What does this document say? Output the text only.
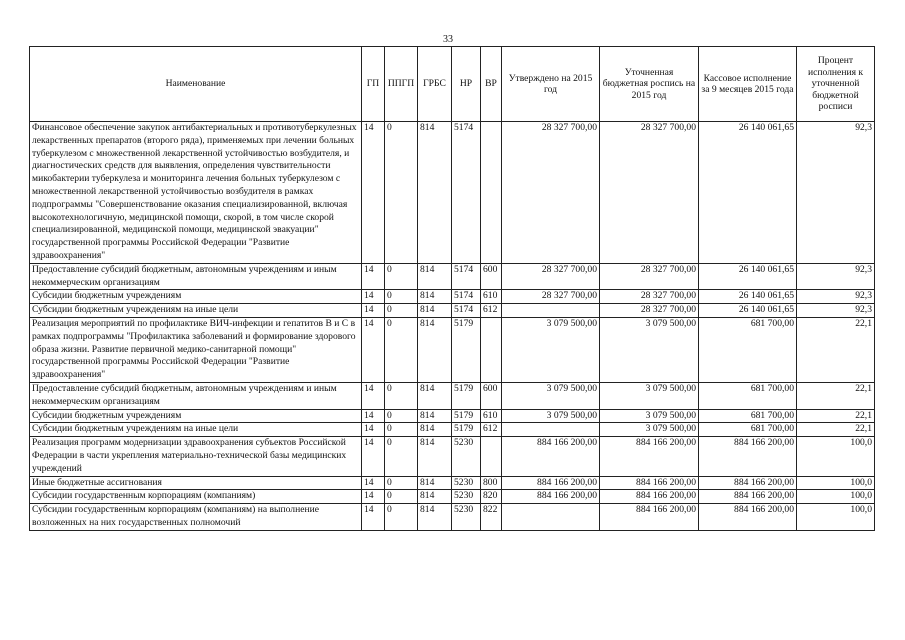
33
Наименование	ГП	ППГП	ГРБС	НР	ВР	Утверждено на 2015 год	Уточненная бюджетная роспись на 2015 год	Кассовое исполнение за 9 месяцев 2015 года	Процент исполнения к уточненной бюджетной росписи
Финансовое обеспечение закупок антибактериальных и противотуберкулезных лекарственных препаратов (второго ряда), применяемых при лечении больных туберкулезом с множественной лекарственной устойчивостью возбудителя, и диагностических средств для выявления, определения чувствительности микобактерии туберкулеза и мониторинга лечения больных туберкулезом с множественной лекарственной устойчивостью возбудителя в рамках подпрограммы "Совершенствование оказания специализированной, включая высокотехнологичную, медицинской помощи, скорой, в том числе скорой специализированной, медицинской помощи, медицинской эвакуации" государственной программы Российской Федерации "Развитие здравоохранения"	14	0	814	5174		28 327 700,00	28 327 700,00	26 140 061,65	92,3
Предоставление субсидий бюджетным, автономным учреждениям и иным некоммерческим организациям	14	0	814	5174	600	28 327 700,00	28 327 700,00	26 140 061,65	92,3
Субсидии бюджетным учреждениям	14	0	814	5174	610	28 327 700,00	28 327 700,00	26 140 061,65	92,3
Субсидии бюджетным учреждениям на иные цели	14	0	814	5174	612		28 327 700,00	26 140 061,65	92,3
Реализация мероприятий по профилактике ВИЧ-инфекции и гепатитов В и С в рамках подпрограммы "Профилактика заболеваний и формирование здорового образа жизни. Развитие первичной медико-санитарной помощи" государственной программы Российской Федерации "Развитие здравоохранения"	14	0	814	5179		3 079 500,00	3 079 500,00	681 700,00	22,1
Предоставление субсидий бюджетным, автономным учреждениям и иным некоммерческим организациям	14	0	814	5179	600	3 079 500,00	3 079 500,00	681 700,00	22,1
Субсидии бюджетным учреждениям	14	0	814	5179	610	3 079 500,00	3 079 500,00	681 700,00	22,1
Субсидии бюджетным учреждениям на иные цели	14	0	814	5179	612		3 079 500,00	681 700,00	22,1
Реализация программ модернизации здравоохранения субъектов Российской Федерации в части укрепления материально-технической базы медицинских учреждений	14	0	814	5230		884 166 200,00	884 166 200,00	884 166 200,00	100,0
Иные бюджетные ассигнования	14	0	814	5230	800	884 166 200,00	884 166 200,00	884 166 200,00	100,0
Субсидии государственным корпорациям (компаниям)	14	0	814	5230	820	884 166 200,00	884 166 200,00	884 166 200,00	100,0
Субсидии государственным корпорациям (компаниям) на выполнение возложенных на них государственных полномочий	14	0	814	5230	822		884 166 200,00	884 166 200,00	100,0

——————————

Short task -
Count the lines above that contain the word "бюджетным", and give only that number.

Response to this exercise -
6